#### What is being asked
Which lines hold the string "celoživotního"? Copy every one of them.

#### Working data
## start

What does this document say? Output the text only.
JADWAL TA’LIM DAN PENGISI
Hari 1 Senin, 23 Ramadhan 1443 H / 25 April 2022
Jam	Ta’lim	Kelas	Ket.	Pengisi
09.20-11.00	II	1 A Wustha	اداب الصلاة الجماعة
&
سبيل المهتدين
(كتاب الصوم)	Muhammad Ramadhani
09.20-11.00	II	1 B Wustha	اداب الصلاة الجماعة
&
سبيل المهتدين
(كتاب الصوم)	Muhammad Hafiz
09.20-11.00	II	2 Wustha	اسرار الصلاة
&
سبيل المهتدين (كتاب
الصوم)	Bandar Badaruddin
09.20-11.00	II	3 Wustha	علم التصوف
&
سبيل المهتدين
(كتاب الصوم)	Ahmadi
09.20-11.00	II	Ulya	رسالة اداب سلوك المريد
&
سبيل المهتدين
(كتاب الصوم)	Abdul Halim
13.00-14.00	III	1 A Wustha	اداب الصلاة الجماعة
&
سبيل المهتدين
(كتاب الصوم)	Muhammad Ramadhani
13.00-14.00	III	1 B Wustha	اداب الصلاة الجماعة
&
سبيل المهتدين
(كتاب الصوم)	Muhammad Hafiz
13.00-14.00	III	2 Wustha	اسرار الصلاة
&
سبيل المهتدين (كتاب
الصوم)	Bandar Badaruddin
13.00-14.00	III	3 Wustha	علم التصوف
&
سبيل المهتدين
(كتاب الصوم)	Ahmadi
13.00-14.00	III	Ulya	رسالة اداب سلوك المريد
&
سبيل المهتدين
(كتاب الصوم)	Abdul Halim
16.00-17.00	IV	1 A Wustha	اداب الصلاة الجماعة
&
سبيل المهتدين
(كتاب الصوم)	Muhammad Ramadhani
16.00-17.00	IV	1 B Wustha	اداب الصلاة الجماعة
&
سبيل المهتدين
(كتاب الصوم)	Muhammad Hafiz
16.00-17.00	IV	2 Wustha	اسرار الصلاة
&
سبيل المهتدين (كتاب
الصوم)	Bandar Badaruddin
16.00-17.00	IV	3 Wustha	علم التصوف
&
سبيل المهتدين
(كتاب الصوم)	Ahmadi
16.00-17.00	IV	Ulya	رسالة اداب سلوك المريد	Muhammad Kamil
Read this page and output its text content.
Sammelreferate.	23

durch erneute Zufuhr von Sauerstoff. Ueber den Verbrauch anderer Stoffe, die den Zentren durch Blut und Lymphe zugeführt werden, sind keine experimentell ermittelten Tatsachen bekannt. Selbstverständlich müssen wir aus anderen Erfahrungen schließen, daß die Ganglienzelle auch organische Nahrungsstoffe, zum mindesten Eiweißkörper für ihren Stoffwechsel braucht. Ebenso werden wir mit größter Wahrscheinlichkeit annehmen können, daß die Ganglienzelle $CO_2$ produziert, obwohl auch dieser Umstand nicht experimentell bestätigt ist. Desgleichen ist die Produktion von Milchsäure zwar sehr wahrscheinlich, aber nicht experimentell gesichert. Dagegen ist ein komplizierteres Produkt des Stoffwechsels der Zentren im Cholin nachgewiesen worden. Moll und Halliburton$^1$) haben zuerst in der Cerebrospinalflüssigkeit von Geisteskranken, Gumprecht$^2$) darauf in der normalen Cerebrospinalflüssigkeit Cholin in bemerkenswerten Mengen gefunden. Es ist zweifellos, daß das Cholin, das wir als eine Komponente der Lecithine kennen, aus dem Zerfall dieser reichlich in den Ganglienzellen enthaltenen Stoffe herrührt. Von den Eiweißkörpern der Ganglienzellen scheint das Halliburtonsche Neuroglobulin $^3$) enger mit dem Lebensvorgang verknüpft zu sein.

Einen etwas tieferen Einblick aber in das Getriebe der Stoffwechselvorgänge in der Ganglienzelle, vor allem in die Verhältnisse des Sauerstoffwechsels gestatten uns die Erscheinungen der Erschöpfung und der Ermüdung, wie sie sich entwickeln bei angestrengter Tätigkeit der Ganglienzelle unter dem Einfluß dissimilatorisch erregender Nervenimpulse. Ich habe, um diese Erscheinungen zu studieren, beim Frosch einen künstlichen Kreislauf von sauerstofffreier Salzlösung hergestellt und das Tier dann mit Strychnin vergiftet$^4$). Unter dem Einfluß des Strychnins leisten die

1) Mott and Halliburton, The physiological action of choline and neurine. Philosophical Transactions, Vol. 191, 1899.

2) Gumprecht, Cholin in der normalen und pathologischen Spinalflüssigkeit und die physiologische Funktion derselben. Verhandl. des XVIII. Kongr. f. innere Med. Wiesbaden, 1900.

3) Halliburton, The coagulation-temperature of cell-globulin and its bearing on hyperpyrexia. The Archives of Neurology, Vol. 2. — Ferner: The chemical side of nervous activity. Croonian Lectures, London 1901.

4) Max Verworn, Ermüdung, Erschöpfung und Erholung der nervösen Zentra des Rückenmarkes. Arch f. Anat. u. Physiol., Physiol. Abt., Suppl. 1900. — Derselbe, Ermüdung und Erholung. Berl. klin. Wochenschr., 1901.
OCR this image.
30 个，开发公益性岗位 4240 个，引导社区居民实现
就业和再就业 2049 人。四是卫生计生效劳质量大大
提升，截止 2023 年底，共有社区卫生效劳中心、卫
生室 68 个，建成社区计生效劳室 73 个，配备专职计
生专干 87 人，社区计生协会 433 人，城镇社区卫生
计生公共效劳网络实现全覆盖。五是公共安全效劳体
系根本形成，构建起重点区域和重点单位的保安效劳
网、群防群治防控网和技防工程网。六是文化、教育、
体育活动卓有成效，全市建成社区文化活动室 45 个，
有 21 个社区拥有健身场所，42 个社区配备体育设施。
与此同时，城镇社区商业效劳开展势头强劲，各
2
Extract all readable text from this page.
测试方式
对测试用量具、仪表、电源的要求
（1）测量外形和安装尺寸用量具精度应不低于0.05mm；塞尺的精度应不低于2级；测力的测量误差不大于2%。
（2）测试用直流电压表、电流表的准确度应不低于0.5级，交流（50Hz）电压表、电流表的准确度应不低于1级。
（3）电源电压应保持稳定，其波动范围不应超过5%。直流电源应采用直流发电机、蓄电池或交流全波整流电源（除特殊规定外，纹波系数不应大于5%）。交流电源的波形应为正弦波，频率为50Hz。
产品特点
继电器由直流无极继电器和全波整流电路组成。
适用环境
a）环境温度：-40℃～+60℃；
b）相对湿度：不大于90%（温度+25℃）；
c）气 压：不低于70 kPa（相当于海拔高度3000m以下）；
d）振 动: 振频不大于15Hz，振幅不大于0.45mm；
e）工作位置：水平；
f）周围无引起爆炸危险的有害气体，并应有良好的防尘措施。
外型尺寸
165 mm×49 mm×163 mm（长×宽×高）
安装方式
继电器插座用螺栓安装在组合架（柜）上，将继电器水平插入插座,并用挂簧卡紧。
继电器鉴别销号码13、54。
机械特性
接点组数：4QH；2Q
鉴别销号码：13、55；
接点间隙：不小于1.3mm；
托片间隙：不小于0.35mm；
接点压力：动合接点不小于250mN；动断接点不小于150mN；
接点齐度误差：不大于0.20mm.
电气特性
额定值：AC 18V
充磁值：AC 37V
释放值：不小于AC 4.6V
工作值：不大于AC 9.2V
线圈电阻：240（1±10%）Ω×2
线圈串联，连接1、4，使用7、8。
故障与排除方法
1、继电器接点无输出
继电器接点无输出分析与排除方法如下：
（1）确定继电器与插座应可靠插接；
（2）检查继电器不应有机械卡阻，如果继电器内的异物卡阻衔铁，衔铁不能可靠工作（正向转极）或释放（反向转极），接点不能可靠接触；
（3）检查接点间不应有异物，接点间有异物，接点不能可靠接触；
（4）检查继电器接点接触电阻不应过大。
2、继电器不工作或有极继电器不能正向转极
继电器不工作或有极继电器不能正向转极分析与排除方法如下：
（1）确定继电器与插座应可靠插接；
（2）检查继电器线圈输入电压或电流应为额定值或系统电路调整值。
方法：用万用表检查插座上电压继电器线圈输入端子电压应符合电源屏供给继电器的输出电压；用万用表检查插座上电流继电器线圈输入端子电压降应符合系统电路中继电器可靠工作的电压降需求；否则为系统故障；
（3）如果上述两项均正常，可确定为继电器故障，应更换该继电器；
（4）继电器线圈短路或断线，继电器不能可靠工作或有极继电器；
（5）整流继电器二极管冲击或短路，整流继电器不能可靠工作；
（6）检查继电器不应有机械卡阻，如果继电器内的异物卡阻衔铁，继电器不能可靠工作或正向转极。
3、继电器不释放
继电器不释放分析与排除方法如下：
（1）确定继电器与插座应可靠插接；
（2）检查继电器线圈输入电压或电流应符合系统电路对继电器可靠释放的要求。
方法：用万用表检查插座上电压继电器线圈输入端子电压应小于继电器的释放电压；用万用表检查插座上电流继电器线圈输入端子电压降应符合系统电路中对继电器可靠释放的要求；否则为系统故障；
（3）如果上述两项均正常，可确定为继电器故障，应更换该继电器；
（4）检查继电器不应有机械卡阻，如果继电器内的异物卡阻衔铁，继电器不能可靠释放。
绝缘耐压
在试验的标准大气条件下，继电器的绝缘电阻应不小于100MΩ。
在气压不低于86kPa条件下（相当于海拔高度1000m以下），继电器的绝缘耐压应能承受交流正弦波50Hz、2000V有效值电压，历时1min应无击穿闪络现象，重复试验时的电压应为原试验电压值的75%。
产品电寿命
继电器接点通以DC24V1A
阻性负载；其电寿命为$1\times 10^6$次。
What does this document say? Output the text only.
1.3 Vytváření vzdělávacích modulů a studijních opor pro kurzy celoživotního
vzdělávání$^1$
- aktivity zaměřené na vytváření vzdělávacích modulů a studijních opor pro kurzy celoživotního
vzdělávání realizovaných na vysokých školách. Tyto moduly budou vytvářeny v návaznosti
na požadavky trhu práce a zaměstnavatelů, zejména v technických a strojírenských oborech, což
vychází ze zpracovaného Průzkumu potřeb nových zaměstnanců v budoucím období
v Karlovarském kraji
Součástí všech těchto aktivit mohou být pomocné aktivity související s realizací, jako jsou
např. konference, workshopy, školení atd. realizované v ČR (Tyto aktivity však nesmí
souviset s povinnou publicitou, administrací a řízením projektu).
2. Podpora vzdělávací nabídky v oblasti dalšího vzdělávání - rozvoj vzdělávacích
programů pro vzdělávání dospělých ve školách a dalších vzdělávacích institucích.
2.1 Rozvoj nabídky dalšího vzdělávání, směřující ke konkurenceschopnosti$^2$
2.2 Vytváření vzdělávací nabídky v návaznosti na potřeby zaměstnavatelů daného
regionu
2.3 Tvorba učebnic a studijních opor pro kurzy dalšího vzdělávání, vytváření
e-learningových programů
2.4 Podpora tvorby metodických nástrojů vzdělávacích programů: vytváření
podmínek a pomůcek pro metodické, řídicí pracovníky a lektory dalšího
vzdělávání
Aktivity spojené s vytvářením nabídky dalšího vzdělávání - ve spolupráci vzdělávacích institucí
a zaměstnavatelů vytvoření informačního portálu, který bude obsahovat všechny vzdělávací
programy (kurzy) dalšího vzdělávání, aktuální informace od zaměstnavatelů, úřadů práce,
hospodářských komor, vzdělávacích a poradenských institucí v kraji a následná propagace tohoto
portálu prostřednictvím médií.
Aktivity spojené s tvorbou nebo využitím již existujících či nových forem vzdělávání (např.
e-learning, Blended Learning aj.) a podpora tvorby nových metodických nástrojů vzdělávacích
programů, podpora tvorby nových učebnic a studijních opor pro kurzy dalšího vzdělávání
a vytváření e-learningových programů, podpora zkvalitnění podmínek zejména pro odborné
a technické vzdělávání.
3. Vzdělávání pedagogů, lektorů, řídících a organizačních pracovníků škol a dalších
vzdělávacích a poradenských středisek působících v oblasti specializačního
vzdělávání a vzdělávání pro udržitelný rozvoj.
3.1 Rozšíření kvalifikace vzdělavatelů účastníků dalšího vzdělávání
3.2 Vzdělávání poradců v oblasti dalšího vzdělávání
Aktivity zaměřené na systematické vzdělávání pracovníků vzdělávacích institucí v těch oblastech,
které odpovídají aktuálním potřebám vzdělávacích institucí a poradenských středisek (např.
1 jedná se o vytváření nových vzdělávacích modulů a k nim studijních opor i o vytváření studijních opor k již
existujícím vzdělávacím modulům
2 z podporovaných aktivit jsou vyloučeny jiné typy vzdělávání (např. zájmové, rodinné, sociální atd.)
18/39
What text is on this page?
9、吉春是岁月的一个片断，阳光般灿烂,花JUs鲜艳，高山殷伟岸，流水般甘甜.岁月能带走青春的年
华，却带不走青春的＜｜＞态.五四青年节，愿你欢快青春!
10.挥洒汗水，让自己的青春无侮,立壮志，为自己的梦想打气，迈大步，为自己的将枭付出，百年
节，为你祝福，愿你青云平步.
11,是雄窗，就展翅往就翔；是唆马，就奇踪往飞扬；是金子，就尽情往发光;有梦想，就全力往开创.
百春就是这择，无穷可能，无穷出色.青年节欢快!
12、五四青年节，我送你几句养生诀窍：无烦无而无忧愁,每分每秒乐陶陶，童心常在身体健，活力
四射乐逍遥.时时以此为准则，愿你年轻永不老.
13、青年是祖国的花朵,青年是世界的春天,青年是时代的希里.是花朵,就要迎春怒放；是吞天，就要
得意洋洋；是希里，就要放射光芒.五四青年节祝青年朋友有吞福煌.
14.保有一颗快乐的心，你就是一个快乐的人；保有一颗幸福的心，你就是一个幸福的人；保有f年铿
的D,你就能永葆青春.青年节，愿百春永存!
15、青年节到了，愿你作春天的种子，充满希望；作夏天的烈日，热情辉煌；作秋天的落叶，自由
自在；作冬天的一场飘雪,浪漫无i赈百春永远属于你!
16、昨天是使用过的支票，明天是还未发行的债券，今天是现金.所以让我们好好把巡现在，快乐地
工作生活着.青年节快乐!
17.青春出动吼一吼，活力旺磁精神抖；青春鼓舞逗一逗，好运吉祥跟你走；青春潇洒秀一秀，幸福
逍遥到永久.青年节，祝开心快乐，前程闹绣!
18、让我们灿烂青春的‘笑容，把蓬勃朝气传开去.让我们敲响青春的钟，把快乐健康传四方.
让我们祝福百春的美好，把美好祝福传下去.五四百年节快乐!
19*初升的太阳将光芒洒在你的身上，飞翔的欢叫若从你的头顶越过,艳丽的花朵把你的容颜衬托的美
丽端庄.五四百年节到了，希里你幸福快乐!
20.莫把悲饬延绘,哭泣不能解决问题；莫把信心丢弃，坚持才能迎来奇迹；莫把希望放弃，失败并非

## end

#### Solution
1.3 Vytváření vzdělávacích modulů a studijních opor pro kurzy celoživotního
- aktivity zaměřené na vytváření vzdělávacích modulů a studijních opor pro kurzy celoživotního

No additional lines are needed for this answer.